# WHAT IS ASKED
Find every line in the records that holds the string "bias". Copy each one.
● ● ● ● ● ● ●
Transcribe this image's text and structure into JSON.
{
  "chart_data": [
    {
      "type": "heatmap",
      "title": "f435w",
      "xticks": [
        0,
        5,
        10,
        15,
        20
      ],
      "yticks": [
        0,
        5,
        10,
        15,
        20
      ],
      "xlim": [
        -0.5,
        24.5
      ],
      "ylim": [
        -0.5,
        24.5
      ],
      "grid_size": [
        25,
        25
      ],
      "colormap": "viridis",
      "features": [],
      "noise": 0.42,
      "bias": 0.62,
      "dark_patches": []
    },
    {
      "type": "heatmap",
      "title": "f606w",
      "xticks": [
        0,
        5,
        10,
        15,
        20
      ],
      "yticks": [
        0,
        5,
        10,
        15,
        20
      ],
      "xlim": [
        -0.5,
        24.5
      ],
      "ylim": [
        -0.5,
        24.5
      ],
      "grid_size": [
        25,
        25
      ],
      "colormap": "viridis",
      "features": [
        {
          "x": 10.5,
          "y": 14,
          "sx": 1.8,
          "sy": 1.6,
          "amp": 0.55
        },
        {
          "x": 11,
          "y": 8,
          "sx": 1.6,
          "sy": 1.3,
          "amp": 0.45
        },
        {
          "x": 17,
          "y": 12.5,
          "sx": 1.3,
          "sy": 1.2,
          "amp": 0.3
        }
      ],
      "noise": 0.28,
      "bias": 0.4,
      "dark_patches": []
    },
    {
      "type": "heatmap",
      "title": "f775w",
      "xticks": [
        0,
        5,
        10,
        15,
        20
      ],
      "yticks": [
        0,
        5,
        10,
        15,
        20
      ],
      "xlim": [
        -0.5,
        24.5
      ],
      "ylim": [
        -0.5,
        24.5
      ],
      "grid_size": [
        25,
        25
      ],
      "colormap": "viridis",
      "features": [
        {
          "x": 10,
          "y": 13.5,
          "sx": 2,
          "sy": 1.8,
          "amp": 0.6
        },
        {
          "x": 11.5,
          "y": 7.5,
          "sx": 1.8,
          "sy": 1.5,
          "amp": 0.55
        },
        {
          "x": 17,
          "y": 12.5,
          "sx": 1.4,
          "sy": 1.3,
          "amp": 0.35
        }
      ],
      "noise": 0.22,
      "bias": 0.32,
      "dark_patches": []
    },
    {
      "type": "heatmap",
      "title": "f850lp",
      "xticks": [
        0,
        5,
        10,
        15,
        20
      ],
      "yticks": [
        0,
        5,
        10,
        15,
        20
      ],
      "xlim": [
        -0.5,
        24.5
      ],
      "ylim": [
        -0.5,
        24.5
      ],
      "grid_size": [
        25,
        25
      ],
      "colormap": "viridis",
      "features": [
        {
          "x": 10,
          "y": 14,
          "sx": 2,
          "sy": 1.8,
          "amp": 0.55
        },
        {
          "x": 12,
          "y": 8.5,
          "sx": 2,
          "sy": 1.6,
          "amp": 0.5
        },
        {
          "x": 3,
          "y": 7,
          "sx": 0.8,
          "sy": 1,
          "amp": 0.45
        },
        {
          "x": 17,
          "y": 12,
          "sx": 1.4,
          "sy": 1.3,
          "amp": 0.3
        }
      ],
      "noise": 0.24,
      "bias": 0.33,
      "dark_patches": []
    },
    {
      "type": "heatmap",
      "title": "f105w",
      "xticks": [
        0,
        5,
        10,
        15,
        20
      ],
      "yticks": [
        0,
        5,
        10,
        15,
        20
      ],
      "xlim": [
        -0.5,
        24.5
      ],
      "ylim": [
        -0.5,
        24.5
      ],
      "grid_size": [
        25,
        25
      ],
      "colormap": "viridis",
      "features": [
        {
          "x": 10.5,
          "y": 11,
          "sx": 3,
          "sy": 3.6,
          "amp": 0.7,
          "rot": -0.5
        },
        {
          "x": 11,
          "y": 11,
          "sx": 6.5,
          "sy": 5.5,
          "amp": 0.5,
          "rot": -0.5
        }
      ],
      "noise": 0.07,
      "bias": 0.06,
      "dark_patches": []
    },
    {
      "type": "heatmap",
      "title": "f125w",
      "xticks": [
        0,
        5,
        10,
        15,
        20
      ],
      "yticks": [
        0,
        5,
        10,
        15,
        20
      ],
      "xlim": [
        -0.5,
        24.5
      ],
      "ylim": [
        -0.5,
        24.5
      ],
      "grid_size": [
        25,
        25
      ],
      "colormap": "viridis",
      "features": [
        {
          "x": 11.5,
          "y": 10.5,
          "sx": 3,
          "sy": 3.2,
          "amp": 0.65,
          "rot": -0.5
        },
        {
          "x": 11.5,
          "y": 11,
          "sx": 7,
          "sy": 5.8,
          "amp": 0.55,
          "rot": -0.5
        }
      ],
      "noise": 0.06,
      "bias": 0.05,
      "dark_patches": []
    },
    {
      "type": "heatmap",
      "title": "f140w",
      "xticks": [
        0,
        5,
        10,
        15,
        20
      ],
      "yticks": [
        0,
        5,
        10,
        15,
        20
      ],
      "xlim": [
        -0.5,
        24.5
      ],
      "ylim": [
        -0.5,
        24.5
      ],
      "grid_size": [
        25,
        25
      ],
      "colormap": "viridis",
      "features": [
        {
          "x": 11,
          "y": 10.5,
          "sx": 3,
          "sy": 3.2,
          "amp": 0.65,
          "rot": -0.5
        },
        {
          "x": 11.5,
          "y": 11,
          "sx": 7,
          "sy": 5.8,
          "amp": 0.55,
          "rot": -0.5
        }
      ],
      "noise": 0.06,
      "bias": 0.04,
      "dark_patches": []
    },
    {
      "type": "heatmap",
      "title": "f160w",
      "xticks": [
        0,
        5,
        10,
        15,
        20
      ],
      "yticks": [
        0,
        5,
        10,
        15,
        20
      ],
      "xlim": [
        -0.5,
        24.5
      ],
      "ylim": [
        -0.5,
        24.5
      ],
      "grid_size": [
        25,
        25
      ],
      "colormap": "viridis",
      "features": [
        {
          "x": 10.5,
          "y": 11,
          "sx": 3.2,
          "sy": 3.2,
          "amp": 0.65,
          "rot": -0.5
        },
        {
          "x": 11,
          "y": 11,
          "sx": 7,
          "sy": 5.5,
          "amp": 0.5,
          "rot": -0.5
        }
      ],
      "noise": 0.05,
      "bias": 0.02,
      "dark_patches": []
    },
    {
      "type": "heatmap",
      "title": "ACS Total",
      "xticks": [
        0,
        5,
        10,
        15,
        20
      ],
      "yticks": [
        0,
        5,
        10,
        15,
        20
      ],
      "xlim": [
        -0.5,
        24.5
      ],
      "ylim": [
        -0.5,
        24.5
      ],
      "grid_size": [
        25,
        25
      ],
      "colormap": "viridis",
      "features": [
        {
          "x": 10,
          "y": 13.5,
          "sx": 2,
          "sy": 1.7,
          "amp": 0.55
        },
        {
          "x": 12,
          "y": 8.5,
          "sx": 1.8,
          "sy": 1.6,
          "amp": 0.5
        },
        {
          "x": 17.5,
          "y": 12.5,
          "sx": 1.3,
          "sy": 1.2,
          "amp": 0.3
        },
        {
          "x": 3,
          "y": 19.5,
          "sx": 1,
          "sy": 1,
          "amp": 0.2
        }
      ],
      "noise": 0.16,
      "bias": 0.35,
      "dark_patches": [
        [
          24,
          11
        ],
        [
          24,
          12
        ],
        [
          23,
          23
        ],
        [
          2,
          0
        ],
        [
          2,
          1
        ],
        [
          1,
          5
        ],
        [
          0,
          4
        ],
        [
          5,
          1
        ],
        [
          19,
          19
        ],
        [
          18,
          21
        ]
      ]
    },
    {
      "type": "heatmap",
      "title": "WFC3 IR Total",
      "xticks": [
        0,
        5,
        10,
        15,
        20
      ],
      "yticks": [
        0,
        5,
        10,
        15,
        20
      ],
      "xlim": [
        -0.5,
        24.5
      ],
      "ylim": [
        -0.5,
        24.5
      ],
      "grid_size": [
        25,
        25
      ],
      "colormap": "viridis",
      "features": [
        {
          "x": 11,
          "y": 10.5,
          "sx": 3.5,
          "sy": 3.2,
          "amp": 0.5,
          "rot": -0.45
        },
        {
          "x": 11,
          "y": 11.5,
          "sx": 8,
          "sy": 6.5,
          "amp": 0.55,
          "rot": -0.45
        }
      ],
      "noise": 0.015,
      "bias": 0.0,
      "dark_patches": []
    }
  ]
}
● ● ● ● ● ● ●
# RESULT FOR THIS EXERCISE
      "bias": 0.62,
      "bias": 0.4,
      "bias": 0.32,
      "bias": 0.33,
      "bias": 0.06,
      "bias": 0.05,
      "bias": 0.04,
      "bias": 0.02,
      "bias": 0.35,
      "bias": 0.0,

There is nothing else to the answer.